▸ CHALLENGE
From the entries below, copy every line holding the word "PENGUMPULAN".

▸ RECORD EXCERPTS
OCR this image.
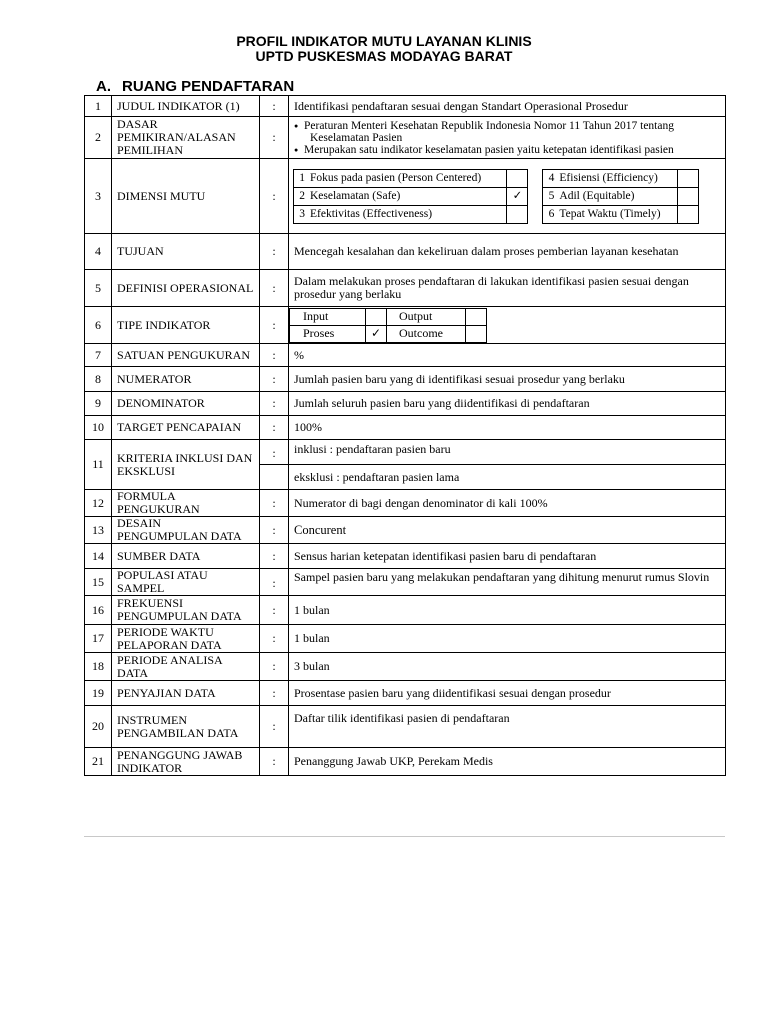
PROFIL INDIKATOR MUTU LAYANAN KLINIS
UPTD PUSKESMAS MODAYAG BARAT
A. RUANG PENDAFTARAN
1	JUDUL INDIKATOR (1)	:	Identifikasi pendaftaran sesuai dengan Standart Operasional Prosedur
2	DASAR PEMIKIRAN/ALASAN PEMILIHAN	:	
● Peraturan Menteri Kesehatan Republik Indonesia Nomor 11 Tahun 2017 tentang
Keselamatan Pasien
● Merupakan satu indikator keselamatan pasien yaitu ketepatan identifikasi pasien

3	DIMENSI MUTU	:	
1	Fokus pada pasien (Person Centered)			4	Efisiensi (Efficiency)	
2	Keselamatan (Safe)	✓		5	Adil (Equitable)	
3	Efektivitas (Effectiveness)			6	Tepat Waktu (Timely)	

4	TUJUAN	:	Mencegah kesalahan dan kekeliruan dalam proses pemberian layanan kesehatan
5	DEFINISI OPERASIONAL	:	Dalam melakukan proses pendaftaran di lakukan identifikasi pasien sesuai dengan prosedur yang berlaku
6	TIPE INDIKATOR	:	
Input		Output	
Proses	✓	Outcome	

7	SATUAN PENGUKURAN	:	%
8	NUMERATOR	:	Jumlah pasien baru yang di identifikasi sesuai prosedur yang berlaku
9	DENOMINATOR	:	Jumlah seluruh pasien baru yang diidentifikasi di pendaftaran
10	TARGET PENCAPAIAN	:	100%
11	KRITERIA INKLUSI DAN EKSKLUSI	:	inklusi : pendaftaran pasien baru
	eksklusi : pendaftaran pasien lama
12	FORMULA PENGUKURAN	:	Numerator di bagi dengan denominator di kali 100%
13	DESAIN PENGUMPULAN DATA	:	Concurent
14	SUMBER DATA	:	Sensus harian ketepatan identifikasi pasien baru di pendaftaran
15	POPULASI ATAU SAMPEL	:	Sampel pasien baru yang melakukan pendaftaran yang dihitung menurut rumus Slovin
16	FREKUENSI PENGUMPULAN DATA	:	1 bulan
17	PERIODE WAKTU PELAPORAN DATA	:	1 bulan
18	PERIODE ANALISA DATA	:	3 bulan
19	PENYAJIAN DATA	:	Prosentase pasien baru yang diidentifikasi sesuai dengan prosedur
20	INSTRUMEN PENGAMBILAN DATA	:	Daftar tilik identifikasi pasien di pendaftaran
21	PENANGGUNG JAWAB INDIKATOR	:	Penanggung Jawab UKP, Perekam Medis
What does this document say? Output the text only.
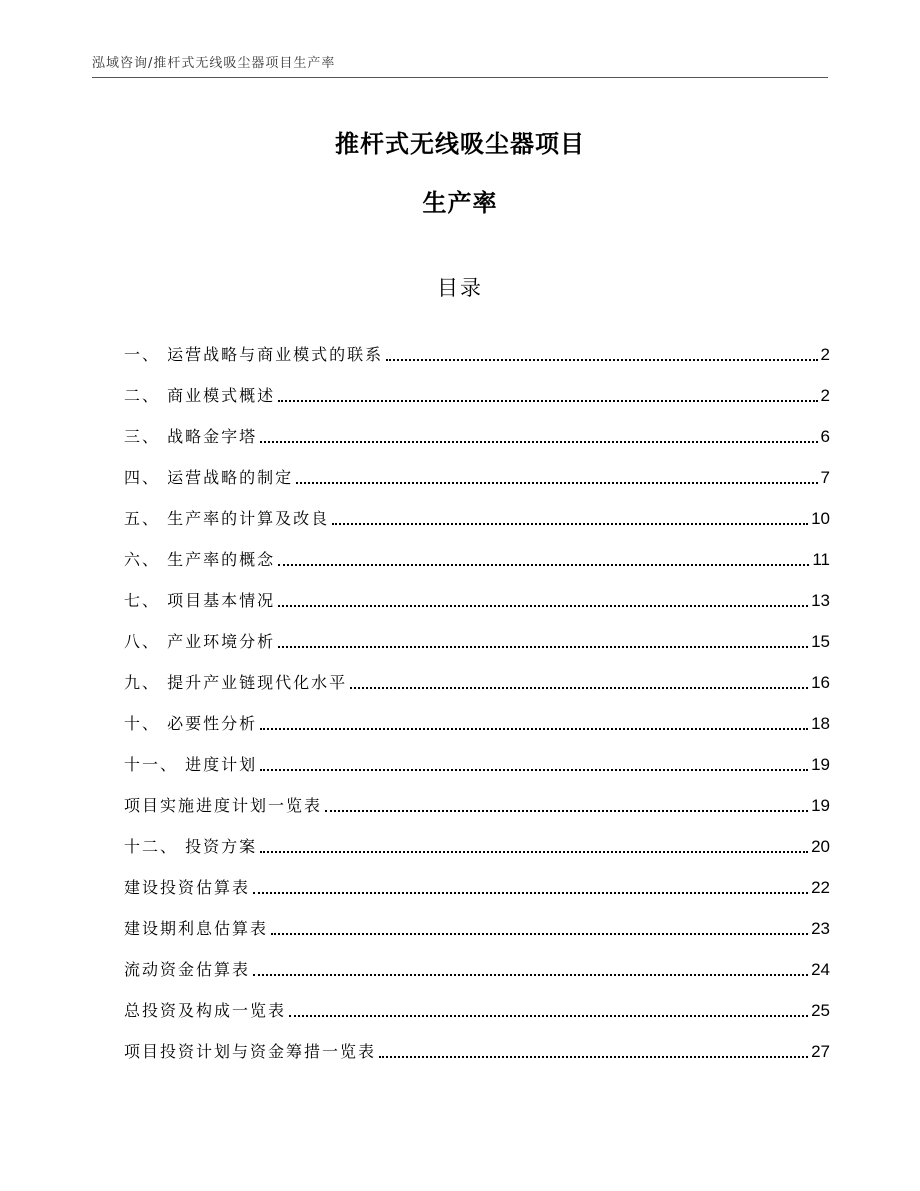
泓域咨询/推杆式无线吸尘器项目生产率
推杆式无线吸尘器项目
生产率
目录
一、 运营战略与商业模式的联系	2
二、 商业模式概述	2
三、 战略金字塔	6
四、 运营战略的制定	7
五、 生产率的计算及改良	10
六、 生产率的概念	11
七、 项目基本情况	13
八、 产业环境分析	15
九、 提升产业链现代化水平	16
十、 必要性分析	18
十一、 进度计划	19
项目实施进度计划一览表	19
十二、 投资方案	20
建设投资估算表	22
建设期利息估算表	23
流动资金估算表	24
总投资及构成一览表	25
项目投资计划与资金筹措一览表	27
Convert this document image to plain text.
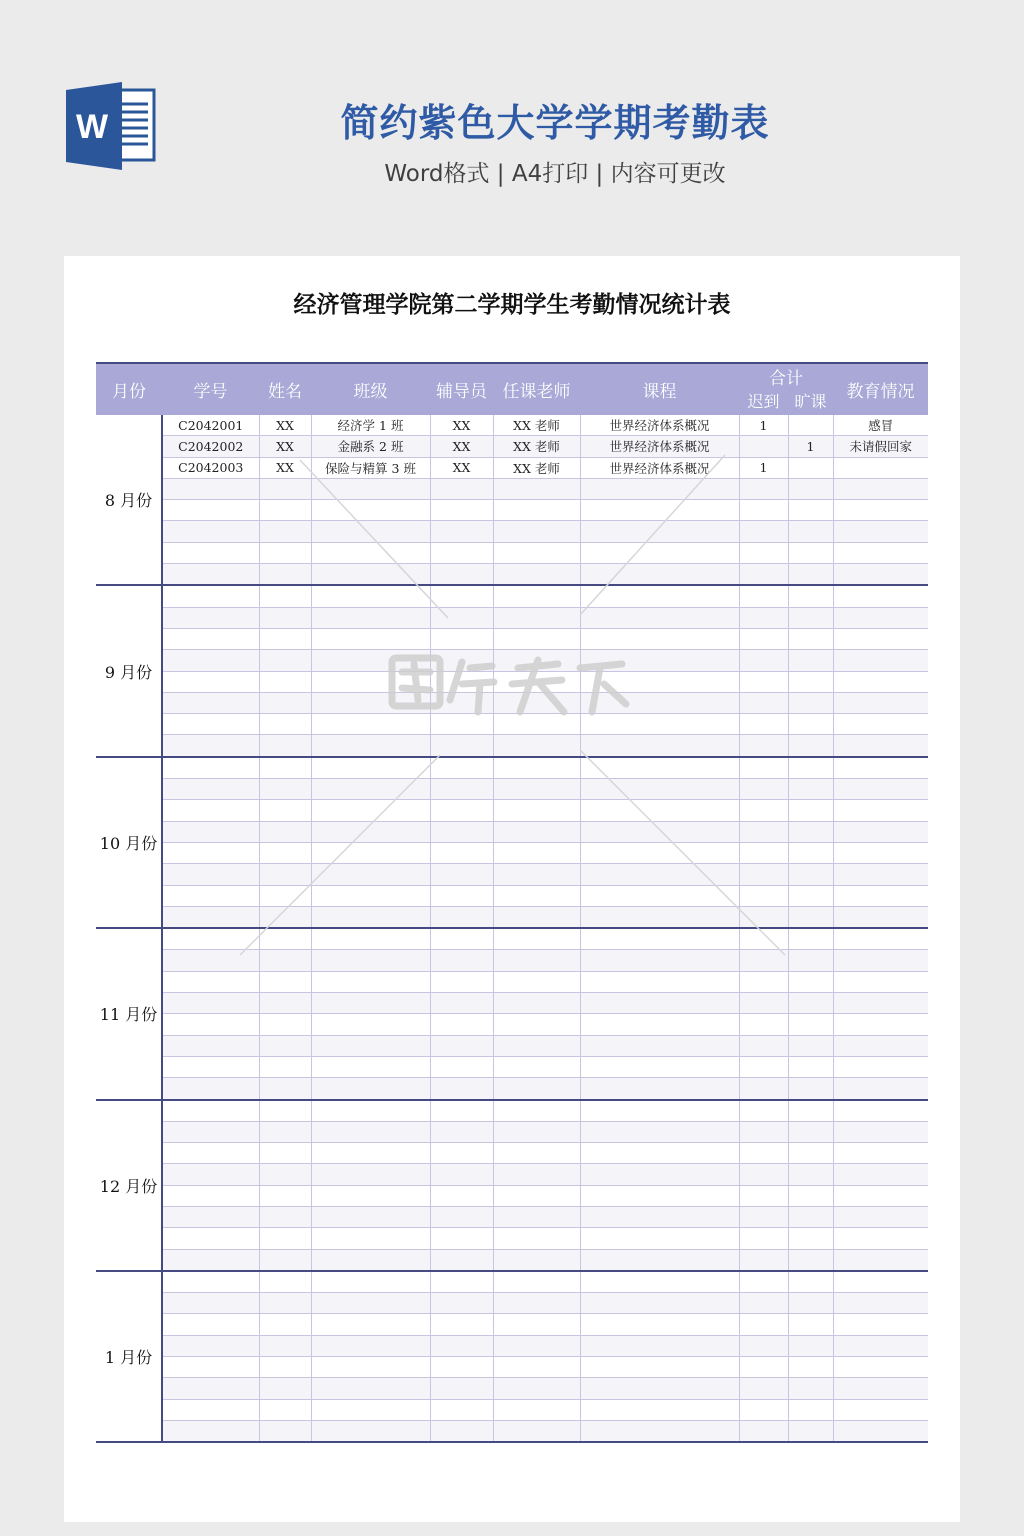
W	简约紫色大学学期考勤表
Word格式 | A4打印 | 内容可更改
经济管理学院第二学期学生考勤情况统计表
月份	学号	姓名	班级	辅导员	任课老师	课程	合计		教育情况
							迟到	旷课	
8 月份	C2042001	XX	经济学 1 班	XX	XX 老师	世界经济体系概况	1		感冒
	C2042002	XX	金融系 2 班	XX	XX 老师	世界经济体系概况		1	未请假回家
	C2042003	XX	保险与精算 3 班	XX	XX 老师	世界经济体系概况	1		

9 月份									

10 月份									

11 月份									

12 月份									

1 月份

==

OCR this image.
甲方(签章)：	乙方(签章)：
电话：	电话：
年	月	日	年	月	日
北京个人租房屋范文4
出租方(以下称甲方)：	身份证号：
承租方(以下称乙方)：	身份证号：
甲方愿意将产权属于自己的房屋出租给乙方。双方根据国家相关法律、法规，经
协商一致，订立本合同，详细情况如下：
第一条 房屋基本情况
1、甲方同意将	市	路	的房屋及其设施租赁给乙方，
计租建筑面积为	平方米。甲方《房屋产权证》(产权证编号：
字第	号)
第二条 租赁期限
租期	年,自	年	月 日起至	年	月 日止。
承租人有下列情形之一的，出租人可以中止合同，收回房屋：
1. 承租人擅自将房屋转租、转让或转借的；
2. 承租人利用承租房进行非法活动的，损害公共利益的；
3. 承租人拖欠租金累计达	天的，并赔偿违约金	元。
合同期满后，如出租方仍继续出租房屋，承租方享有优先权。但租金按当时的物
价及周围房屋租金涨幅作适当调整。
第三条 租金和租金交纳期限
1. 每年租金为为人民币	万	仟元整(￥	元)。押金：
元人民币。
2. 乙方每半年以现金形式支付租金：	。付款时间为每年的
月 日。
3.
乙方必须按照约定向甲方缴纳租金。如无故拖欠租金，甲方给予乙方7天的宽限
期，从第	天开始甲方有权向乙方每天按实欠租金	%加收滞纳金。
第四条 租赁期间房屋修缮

▸ RESULT OF THE EXERCISE
13	DESAIN PENGUMPULAN DATA	:	Concurent
16	FREKUENSI PENGUMPULAN DATA	:	1 bulan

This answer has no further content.